Retype every line of the listing below, character for character, from start to finish.

-- Start of Data records --

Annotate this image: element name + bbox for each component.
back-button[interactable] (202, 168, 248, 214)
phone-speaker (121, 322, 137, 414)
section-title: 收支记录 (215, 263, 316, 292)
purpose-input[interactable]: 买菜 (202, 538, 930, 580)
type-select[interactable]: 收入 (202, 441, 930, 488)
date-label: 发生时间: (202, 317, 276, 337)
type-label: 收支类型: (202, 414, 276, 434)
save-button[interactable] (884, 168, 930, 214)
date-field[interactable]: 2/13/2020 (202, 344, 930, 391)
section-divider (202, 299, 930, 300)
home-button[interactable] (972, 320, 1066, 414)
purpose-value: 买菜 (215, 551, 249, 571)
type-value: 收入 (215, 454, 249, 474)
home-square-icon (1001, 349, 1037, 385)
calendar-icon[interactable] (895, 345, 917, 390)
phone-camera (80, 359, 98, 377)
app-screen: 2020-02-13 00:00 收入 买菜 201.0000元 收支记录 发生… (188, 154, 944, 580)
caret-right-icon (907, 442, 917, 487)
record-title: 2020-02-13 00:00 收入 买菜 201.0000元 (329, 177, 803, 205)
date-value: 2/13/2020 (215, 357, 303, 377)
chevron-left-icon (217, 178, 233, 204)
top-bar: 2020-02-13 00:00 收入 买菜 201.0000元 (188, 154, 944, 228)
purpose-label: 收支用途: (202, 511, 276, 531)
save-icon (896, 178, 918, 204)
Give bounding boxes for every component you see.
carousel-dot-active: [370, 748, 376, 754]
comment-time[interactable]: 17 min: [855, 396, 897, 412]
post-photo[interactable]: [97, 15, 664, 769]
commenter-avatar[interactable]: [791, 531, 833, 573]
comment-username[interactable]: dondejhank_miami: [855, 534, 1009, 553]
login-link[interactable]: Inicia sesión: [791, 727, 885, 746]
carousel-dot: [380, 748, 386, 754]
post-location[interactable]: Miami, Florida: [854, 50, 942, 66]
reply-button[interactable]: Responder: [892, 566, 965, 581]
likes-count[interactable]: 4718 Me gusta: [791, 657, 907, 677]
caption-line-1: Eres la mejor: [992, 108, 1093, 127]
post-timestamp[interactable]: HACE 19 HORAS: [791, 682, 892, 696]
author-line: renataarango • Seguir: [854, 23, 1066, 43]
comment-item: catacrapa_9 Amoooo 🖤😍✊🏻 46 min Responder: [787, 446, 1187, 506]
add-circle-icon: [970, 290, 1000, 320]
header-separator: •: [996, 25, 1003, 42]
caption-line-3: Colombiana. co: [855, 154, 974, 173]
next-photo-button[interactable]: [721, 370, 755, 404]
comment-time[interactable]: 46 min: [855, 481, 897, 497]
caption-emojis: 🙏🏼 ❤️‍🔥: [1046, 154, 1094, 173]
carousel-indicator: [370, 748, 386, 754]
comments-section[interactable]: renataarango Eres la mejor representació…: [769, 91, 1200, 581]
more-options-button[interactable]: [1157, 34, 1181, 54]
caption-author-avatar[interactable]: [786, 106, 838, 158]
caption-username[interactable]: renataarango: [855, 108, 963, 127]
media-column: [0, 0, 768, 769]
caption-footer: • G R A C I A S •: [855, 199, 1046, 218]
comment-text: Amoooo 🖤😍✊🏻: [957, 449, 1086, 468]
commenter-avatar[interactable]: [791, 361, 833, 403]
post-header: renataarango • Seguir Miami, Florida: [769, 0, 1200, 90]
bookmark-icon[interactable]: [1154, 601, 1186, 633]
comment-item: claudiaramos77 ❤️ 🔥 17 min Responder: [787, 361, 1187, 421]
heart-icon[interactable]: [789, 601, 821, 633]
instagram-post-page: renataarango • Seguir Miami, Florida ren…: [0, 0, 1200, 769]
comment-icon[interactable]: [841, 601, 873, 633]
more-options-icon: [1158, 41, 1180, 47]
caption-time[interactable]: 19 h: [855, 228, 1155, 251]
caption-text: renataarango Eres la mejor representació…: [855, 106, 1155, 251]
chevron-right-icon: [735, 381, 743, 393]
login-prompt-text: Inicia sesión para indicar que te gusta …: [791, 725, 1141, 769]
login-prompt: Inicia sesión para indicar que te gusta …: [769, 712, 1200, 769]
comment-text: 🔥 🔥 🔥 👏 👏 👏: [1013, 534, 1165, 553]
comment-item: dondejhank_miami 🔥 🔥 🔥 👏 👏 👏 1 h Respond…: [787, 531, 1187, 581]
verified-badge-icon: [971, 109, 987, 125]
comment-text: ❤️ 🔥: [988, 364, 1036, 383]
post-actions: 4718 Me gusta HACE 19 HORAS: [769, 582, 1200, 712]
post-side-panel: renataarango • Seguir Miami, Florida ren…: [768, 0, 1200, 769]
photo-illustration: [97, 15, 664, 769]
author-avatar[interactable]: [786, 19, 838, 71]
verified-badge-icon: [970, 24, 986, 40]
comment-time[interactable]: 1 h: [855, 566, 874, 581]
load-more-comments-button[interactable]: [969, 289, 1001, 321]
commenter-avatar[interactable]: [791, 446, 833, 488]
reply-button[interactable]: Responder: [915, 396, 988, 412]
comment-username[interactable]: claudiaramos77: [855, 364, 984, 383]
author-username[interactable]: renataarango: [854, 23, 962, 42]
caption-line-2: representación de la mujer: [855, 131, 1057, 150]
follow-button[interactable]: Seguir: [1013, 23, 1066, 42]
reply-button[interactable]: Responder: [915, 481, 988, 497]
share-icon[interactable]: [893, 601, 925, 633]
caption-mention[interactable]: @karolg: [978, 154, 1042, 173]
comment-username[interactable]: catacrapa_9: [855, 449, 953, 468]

-- End of Data records --

**Task response**:
Annotate this image: element name + bbox for each component.
back-button[interactable] (202, 168, 248, 214)
phone-speaker (121, 322, 137, 414)
section-title: 收支记录 (215, 263, 316, 292)
purpose-input[interactable]: 买菜 (202, 538, 930, 580)
type-select[interactable]: 收入 (202, 441, 930, 488)
date-label: 发生时间: (202, 317, 276, 337)
type-label: 收支类型: (202, 414, 276, 434)
save-button[interactable] (884, 168, 930, 214)
date-field[interactable]: 2/13/2020 (202, 344, 930, 391)
section-divider (202, 299, 930, 300)
home-button[interactable] (972, 320, 1066, 414)
purpose-value: 买菜 (215, 551, 249, 571)
type-value: 收入 (215, 454, 249, 474)
home-square-icon (1001, 349, 1037, 385)
calendar-icon[interactable] (895, 345, 917, 390)
phone-camera (80, 359, 98, 377)
app-screen: 2020-02-13 00:00 收入 买菜 201.0000元 收支记录 发生… (188, 154, 944, 580)
caret-right-icon (907, 442, 917, 487)
record-title: 2020-02-13 00:00 收入 买菜 201.0000元 (329, 177, 803, 205)
date-value: 2/13/2020 (215, 357, 303, 377)
chevron-left-icon (217, 178, 233, 204)
top-bar: 2020-02-13 00:00 收入 买菜 201.0000元 (188, 154, 944, 228)
purpose-label: 收支用途: (202, 511, 276, 531)
save-icon (896, 178, 918, 204)
Give bounding boxes for every component you see.
carousel-dot-active: [370, 748, 376, 754]
comment-time[interactable]: 17 min: [855, 396, 897, 412]
post-photo[interactable]: [97, 15, 664, 769]
commenter-avatar[interactable]: [791, 531, 833, 573]
comment-username[interactable]: dondejhank_miami: [855, 534, 1009, 553]
login-link[interactable]: Inicia sesión: [791, 727, 885, 746]
carousel-dot: [380, 748, 386, 754]
post-location[interactable]: Miami, Florida: [854, 50, 942, 66]
reply-button[interactable]: Responder: [892, 566, 965, 581]
likes-count[interactable]: 4718 Me gusta: [791, 657, 907, 677]
caption-line-1: Eres la mejor: [992, 108, 1093, 127]
post-timestamp[interactable]: HACE 19 HORAS: [791, 682, 892, 696]
author-line: renataarango • Seguir: [854, 23, 1066, 43]
comment-item: catacrapa_9 Amoooo 🖤😍✊🏻 46 min Responder: [787, 446, 1187, 506]
add-circle-icon: [970, 290, 1000, 320]
header-separator: •: [996, 25, 1003, 42]
caption-line-3: Colombiana. co: [855, 154, 974, 173]
next-photo-button[interactable]: [721, 370, 755, 404]
comment-time[interactable]: 46 min: [855, 481, 897, 497]
caption-emojis: 🙏🏼 ❤️‍🔥: [1046, 154, 1094, 173]
carousel-indicator: [370, 748, 386, 754]
comments-section[interactable]: renataarango Eres la mejor representació…: [769, 91, 1200, 581]
more-options-button[interactable]: [1157, 34, 1181, 54]
caption-author-avatar[interactable]: [786, 106, 838, 158]
caption-username[interactable]: renataarango: [855, 108, 963, 127]
media-column: [0, 0, 768, 769]
caption-footer: • G R A C I A S •: [855, 199, 1046, 218]
comment-text: Amoooo 🖤😍✊🏻: [957, 449, 1086, 468]
commenter-avatar[interactable]: [791, 361, 833, 403]
post-header: renataarango • Seguir Miami, Florida: [769, 0, 1200, 90]
bookmark-icon[interactable]: [1154, 601, 1186, 633]
comment-item: claudiaramos77 ❤️ 🔥 17 min Responder: [787, 361, 1187, 421]
heart-icon[interactable]: [789, 601, 821, 633]
instagram-post-page: renataarango • Seguir Miami, Florida ren…: [0, 0, 1200, 769]
comment-icon[interactable]: [841, 601, 873, 633]
more-options-icon: [1158, 41, 1180, 47]
caption-time[interactable]: 19 h: [855, 228, 1155, 251]
caption-text: renataarango Eres la mejor representació…: [855, 106, 1155, 251]
chevron-right-icon: [735, 381, 743, 393]
login-prompt-text: Inicia sesión para indicar que te gusta …: [791, 725, 1141, 769]
login-prompt: Inicia sesión para indicar que te gusta …: [769, 712, 1200, 769]
comment-text: 🔥 🔥 🔥 👏 👏 👏: [1013, 534, 1165, 553]
comment-item: dondejhank_miami 🔥 🔥 🔥 👏 👏 👏 1 h Respond…: [787, 531, 1187, 581]
verified-badge-icon: [971, 109, 987, 125]
comment-text: ❤️ 🔥: [988, 364, 1036, 383]
post-actions: 4718 Me gusta HACE 19 HORAS: [769, 582, 1200, 712]
post-side-panel: renataarango • Seguir Miami, Florida ren…: [768, 0, 1200, 769]
photo-illustration: [97, 15, 664, 769]
author-avatar[interactable]: [786, 19, 838, 71]
verified-badge-icon: [970, 24, 986, 40]
comment-time[interactable]: 1 h: [855, 566, 874, 581]
load-more-comments-button[interactable]: [969, 289, 1001, 321]
commenter-avatar[interactable]: [791, 446, 833, 488]
reply-button[interactable]: Responder: [915, 396, 988, 412]
comment-username[interactable]: claudiaramos77: [855, 364, 984, 383]
author-username[interactable]: renataarango: [854, 23, 962, 42]
caption-line-2: representación de la mujer: [855, 131, 1057, 150]
follow-button[interactable]: Seguir: [1013, 23, 1066, 42]
reply-button[interactable]: Responder: [915, 481, 988, 497]
share-icon[interactable]: [893, 601, 925, 633]
caption-mention[interactable]: @karolg: [978, 154, 1042, 173]
comment-username[interactable]: catacrapa_9: [855, 449, 953, 468]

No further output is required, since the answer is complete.